• **Problem details**: Word for word, set down the records and skip each picture.

════════════════

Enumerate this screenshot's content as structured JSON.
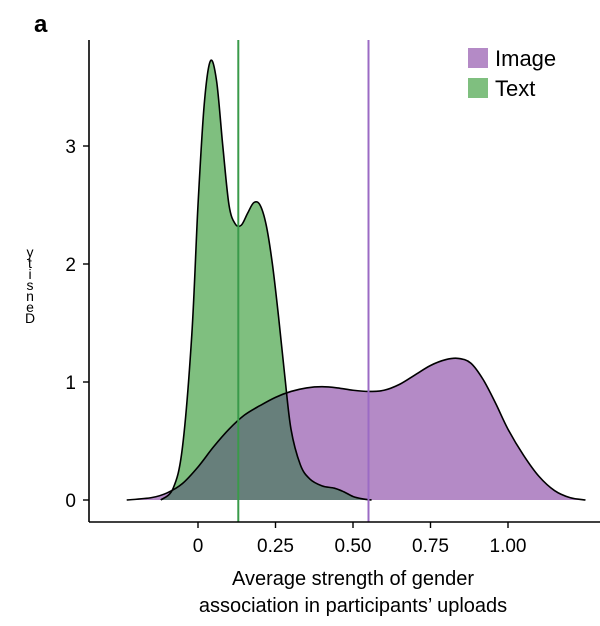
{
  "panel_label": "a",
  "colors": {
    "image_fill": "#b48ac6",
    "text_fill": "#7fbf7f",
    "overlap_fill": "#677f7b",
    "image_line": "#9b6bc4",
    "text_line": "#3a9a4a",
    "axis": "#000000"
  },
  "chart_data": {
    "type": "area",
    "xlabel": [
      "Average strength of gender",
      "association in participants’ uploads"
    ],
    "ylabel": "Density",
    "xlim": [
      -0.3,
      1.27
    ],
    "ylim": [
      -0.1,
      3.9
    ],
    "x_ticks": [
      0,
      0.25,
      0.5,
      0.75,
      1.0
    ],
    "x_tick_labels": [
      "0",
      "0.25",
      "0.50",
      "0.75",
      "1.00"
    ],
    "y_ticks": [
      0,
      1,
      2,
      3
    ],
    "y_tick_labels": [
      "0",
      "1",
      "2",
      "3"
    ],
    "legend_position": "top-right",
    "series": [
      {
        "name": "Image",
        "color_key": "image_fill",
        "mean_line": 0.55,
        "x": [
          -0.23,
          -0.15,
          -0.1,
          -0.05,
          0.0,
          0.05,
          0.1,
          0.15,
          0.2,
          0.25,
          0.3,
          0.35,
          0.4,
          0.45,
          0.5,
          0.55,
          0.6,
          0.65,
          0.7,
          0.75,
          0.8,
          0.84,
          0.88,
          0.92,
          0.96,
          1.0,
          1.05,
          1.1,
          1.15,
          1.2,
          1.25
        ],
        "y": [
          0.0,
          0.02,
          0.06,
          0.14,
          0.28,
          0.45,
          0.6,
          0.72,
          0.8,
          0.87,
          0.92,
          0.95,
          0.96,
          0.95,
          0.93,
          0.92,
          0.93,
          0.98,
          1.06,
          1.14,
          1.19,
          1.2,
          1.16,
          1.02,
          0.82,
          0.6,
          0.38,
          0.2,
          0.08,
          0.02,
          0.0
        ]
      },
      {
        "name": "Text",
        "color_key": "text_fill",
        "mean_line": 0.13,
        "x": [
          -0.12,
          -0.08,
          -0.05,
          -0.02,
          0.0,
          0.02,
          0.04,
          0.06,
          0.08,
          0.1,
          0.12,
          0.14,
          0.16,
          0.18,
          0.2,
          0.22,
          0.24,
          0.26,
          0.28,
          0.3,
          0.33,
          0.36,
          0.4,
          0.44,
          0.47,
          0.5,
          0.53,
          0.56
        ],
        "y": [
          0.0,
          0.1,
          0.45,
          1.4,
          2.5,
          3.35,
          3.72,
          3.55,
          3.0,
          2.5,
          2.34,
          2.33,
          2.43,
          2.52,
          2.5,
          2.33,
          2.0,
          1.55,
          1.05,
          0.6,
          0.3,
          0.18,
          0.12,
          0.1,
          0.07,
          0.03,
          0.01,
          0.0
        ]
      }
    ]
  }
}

════════════════

• **Written solution**:
Enumerate this screenshot's content as structured JSON.
{
  "panel_label": "a",
  "colors": {
    "image_fill": "#b48ac6",
    "text_fill": "#7fbf7f",
    "overlap_fill": "#677f7b",
    "image_line": "#9b6bc4",
    "text_line": "#3a9a4a",
    "axis": "#000000"
  },
  "chart_data": {
    "type": "area",
    "xlabel": [
      "Average strength of gender",
      "association in participants’ uploads"
    ],
    "ylabel": "Density",
    "xlim": [
      -0.3,
      1.27
    ],
    "ylim": [
      -0.1,
      3.9
    ],
    "x_ticks": [
      0,
      0.25,
      0.5,
      0.75,
      1.0
    ],
    "x_tick_labels": [
      "0",
      "0.25",
      "0.50",
      "0.75",
      "1.00"
    ],
    "y_ticks": [
      0,
      1,
      2,
      3
    ],
    "y_tick_labels": [
      "0",
      "1",
      "2",
      "3"
    ],
    "legend_position": "top-right",
    "series": [
      {
        "name": "Image",
        "color_key": "image_fill",
        "mean_line": 0.55,
        "x": [
          -0.23,
          -0.15,
          -0.1,
          -0.05,
          0.0,
          0.05,
          0.1,
          0.15,
          0.2,
          0.25,
          0.3,
          0.35,
          0.4,
          0.45,
          0.5,
          0.55,
          0.6,
          0.65,
          0.7,
          0.75,
          0.8,
          0.84,
          0.88,
          0.92,
          0.96,
          1.0,
          1.05,
          1.1,
          1.15,
          1.2,
          1.25
        ],
        "y": [
          0.0,
          0.02,
          0.06,
          0.14,
          0.28,
          0.45,
          0.6,
          0.72,
          0.8,
          0.87,
          0.92,
          0.95,
          0.96,
          0.95,
          0.93,
          0.92,
          0.93,
          0.98,
          1.06,
          1.14,
          1.19,
          1.2,
          1.16,
          1.02,
          0.82,
          0.6,
          0.38,
          0.2,
          0.08,
          0.02,
          0.0
        ]
      },
      {
        "name": "Text",
        "color_key": "text_fill",
        "mean_line": 0.13,
        "x": [
          -0.12,
          -0.08,
          -0.05,
          -0.02,
          0.0,
          0.02,
          0.04,
          0.06,
          0.08,
          0.1,
          0.12,
          0.14,
          0.16,
          0.18,
          0.2,
          0.22,
          0.24,
          0.26,
          0.28,
          0.3,
          0.33,
          0.36,
          0.4,
          0.44,
          0.47,
          0.5,
          0.53,
          0.56
        ],
        "y": [
          0.0,
          0.1,
          0.45,
          1.4,
          2.5,
          3.35,
          3.72,
          3.55,
          3.0,
          2.5,
          2.34,
          2.33,
          2.43,
          2.52,
          2.5,
          2.33,
          2.0,
          1.55,
          1.05,
          0.6,
          0.3,
          0.18,
          0.12,
          0.1,
          0.07,
          0.03,
          0.01,
          0.0
        ]
      }
    ]
  }
}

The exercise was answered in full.